◆ **REQUIREMENTS**: Restate the records in their entirety, word for word.

◆ **Data items**:
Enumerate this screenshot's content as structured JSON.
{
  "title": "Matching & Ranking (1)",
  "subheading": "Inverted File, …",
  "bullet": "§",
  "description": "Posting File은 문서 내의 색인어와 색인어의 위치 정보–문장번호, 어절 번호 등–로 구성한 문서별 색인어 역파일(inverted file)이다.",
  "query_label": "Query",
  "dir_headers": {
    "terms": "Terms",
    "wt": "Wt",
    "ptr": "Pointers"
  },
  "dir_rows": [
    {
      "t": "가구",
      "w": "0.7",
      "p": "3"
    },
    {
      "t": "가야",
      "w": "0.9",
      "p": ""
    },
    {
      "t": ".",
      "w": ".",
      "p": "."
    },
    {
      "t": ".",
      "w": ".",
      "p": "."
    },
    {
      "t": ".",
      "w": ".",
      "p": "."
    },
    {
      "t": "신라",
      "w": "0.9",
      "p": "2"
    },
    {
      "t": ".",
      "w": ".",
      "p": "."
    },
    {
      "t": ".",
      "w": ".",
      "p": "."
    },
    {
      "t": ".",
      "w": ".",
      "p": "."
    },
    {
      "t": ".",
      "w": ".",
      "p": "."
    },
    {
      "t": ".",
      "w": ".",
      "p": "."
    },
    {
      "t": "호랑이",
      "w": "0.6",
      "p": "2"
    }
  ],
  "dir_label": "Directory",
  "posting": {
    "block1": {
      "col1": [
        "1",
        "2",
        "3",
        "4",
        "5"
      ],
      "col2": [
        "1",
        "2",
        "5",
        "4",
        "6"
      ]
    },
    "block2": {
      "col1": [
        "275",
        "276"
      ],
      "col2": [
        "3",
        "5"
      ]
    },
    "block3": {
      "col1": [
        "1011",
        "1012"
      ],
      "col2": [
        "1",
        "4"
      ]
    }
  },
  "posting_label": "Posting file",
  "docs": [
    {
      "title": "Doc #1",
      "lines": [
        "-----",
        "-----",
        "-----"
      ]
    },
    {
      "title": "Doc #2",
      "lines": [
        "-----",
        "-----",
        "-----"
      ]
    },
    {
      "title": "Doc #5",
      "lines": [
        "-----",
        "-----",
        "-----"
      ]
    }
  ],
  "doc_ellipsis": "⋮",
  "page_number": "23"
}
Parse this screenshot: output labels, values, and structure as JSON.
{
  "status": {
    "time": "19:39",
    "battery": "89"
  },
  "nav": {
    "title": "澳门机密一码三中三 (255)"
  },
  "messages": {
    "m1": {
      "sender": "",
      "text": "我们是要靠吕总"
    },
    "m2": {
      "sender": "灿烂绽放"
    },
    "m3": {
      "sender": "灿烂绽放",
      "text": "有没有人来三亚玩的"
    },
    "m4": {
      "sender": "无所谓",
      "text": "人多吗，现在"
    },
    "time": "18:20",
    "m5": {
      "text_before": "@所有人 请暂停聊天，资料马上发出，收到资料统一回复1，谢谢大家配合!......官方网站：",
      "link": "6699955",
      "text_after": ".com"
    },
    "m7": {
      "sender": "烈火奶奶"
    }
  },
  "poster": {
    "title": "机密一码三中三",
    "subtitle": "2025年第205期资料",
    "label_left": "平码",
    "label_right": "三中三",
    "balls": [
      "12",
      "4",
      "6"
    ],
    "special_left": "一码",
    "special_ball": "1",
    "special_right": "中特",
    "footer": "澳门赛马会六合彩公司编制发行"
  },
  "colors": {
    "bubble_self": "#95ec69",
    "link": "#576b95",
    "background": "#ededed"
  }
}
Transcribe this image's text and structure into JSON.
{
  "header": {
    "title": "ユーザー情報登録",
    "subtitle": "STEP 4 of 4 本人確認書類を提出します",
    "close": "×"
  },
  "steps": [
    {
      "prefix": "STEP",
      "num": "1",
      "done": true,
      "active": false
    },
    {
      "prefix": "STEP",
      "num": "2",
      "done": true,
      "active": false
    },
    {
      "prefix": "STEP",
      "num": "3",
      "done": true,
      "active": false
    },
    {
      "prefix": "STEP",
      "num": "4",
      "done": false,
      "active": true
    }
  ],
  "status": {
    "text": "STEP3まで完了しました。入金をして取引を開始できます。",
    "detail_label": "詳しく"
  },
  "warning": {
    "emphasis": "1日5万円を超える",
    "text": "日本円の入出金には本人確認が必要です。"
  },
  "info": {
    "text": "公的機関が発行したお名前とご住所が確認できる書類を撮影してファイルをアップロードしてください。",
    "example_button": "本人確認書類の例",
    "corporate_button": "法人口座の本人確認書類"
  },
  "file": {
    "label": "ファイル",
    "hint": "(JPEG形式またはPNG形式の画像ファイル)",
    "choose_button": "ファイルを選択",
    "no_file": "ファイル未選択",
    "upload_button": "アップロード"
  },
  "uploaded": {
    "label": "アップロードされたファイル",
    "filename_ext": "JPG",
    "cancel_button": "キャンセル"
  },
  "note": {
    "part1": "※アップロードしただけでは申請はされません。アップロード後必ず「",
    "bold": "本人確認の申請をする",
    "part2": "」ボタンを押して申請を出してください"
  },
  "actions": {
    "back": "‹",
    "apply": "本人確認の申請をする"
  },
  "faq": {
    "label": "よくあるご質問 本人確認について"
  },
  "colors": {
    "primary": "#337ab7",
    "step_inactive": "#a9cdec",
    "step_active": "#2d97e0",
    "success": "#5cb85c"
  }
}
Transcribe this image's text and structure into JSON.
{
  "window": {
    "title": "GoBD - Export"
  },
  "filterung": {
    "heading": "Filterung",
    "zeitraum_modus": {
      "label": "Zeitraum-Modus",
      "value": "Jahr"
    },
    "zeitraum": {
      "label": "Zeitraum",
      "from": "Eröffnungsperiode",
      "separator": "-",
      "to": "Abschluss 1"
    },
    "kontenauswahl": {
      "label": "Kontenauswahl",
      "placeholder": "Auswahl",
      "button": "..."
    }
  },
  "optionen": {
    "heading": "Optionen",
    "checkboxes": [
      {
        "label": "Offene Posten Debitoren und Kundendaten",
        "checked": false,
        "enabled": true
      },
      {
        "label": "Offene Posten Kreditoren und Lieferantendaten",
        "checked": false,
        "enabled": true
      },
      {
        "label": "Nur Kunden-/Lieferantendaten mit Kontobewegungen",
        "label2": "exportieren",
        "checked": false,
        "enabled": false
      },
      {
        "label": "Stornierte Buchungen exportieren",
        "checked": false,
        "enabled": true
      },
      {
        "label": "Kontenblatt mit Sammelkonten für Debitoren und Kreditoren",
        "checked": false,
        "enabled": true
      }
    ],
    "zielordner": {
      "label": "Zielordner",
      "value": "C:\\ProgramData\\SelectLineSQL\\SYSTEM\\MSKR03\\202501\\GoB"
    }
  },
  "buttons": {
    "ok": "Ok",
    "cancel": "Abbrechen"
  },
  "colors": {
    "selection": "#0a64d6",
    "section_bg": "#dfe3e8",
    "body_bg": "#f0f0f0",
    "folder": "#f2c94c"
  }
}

◆ **CORRECT RESPONSE**:
Enumerate this screenshot's content as structured JSON.
{
  "title": "Matching & Ranking (1)",
  "subheading": "Inverted File, …",
  "bullet": "§",
  "description": "Posting File은 문서 내의 색인어와 색인어의 위치 정보–문장번호, 어절 번호 등–로 구성한 문서별 색인어 역파일(inverted file)이다.",
  "query_label": "Query",
  "dir_headers": {
    "terms": "Terms",
    "wt": "Wt",
    "ptr": "Pointers"
  },
  "dir_rows": [
    {
      "t": "가구",
      "w": "0.7",
      "p": "3"
    },
    {
      "t": "가야",
      "w": "0.9",
      "p": ""
    },
    {
      "t": ".",
      "w": ".",
      "p": "."
    },
    {
      "t": ".",
      "w": ".",
      "p": "."
    },
    {
      "t": ".",
      "w": ".",
      "p": "."
    },
    {
      "t": "신라",
      "w": "0.9",
      "p": "2"
    },
    {
      "t": ".",
      "w": ".",
      "p": "."
    },
    {
      "t": ".",
      "w": ".",
      "p": "."
    },
    {
      "t": ".",
      "w": ".",
      "p": "."
    },
    {
      "t": ".",
      "w": ".",
      "p": "."
    },
    {
      "t": ".",
      "w": ".",
      "p": "."
    },
    {
      "t": "호랑이",
      "w": "0.6",
      "p": "2"
    }
  ],
  "dir_label": "Directory",
  "posting": {
    "block1": {
      "col1": [
        "1",
        "2",
        "3",
        "4",
        "5"
      ],
      "col2": [
        "1",
        "2",
        "5",
        "4",
        "6"
      ]
    },
    "block2": {
      "col1": [
        "275",
        "276"
      ],
      "col2": [
        "3",
        "5"
      ]
    },
    "block3": {
      "col1": [
        "1011",
        "1012"
      ],
      "col2": [
        "1",
        "4"
      ]
    }
  },
  "posting_label": "Posting file",
  "docs": [
    {
      "title": "Doc #1",
      "lines": [
        "-----",
        "-----",
        "-----"
      ]
    },
    {
      "title": "Doc #2",
      "lines": [
        "-----",
        "-----",
        "-----"
      ]
    },
    {
      "title": "Doc #5",
      "lines": [
        "-----",
        "-----",
        "-----"
      ]
    }
  ],
  "doc_ellipsis": "⋮",
  "page_number": "23"
}
Parse this screenshot: output labels, values, and structure as JSON.
{
  "status": {
    "time": "19:39",
    "battery": "89"
  },
  "nav": {
    "title": "澳门机密一码三中三 (255)"
  },
  "messages": {
    "m1": {
      "sender": "",
      "text": "我们是要靠吕总"
    },
    "m2": {
      "sender": "灿烂绽放"
    },
    "m3": {
      "sender": "灿烂绽放",
      "text": "有没有人来三亚玩的"
    },
    "m4": {
      "sender": "无所谓",
      "text": "人多吗，现在"
    },
    "time": "18:20",
    "m5": {
      "text_before": "@所有人 请暂停聊天，资料马上发出，收到资料统一回复1，谢谢大家配合!......官方网站：",
      "link": "6699955",
      "text_after": ".com"
    },
    "m7": {
      "sender": "烈火奶奶"
    }
  },
  "poster": {
    "title": "机密一码三中三",
    "subtitle": "2025年第205期资料",
    "label_left": "平码",
    "label_right": "三中三",
    "balls": [
      "12",
      "4",
      "6"
    ],
    "special_left": "一码",
    "special_ball": "1",
    "special_right": "中特",
    "footer": "澳门赛马会六合彩公司编制发行"
  },
  "colors": {
    "bubble_self": "#95ec69",
    "link": "#576b95",
    "background": "#ededed"
  }
}
Transcribe this image's text and structure into JSON.
{
  "header": {
    "title": "ユーザー情報登録",
    "subtitle": "STEP 4 of 4 本人確認書類を提出します",
    "close": "×"
  },
  "steps": [
    {
      "prefix": "STEP",
      "num": "1",
      "done": true,
      "active": false
    },
    {
      "prefix": "STEP",
      "num": "2",
      "done": true,
      "active": false
    },
    {
      "prefix": "STEP",
      "num": "3",
      "done": true,
      "active": false
    },
    {
      "prefix": "STEP",
      "num": "4",
      "done": false,
      "active": true
    }
  ],
  "status": {
    "text": "STEP3まで完了しました。入金をして取引を開始できます。",
    "detail_label": "詳しく"
  },
  "warning": {
    "emphasis": "1日5万円を超える",
    "text": "日本円の入出金には本人確認が必要です。"
  },
  "info": {
    "text": "公的機関が発行したお名前とご住所が確認できる書類を撮影してファイルをアップロードしてください。",
    "example_button": "本人確認書類の例",
    "corporate_button": "法人口座の本人確認書類"
  },
  "file": {
    "label": "ファイル",
    "hint": "(JPEG形式またはPNG形式の画像ファイル)",
    "choose_button": "ファイルを選択",
    "no_file": "ファイル未選択",
    "upload_button": "アップロード"
  },
  "uploaded": {
    "label": "アップロードされたファイル",
    "filename_ext": "JPG",
    "cancel_button": "キャンセル"
  },
  "note": {
    "part1": "※アップロードしただけでは申請はされません。アップロード後必ず「",
    "bold": "本人確認の申請をする",
    "part2": "」ボタンを押して申請を出してください"
  },
  "actions": {
    "back": "‹",
    "apply": "本人確認の申請をする"
  },
  "faq": {
    "label": "よくあるご質問 本人確認について"
  },
  "colors": {
    "primary": "#337ab7",
    "step_inactive": "#a9cdec",
    "step_active": "#2d97e0",
    "success": "#5cb85c"
  }
}
Transcribe this image's text and structure into JSON.
{
  "window": {
    "title": "GoBD - Export"
  },
  "filterung": {
    "heading": "Filterung",
    "zeitraum_modus": {
      "label": "Zeitraum-Modus",
      "value": "Jahr"
    },
    "zeitraum": {
      "label": "Zeitraum",
      "from": "Eröffnungsperiode",
      "separator": "-",
      "to": "Abschluss 1"
    },
    "kontenauswahl": {
      "label": "Kontenauswahl",
      "placeholder": "Auswahl",
      "button": "..."
    }
  },
  "optionen": {
    "heading": "Optionen",
    "checkboxes": [
      {
        "label": "Offene Posten Debitoren und Kundendaten",
        "checked": false,
        "enabled": true
      },
      {
        "label": "Offene Posten Kreditoren und Lieferantendaten",
        "checked": false,
        "enabled": true
      },
      {
        "label": "Nur Kunden-/Lieferantendaten mit Kontobewegungen",
        "label2": "exportieren",
        "checked": false,
        "enabled": false
      },
      {
        "label": "Stornierte Buchungen exportieren",
        "checked": false,
        "enabled": true
      },
      {
        "label": "Kontenblatt mit Sammelkonten für Debitoren und Kreditoren",
        "checked": false,
        "enabled": true
      }
    ],
    "zielordner": {
      "label": "Zielordner",
      "value": "C:\\ProgramData\\SelectLineSQL\\SYSTEM\\MSKR03\\202501\\GoB"
    }
  },
  "buttons": {
    "ok": "Ok",
    "cancel": "Abbrechen"
  },
  "colors": {
    "selection": "#0a64d6",
    "section_bg": "#dfe3e8",
    "body_bg": "#f0f0f0",
    "folder": "#f2c94c"
  }
}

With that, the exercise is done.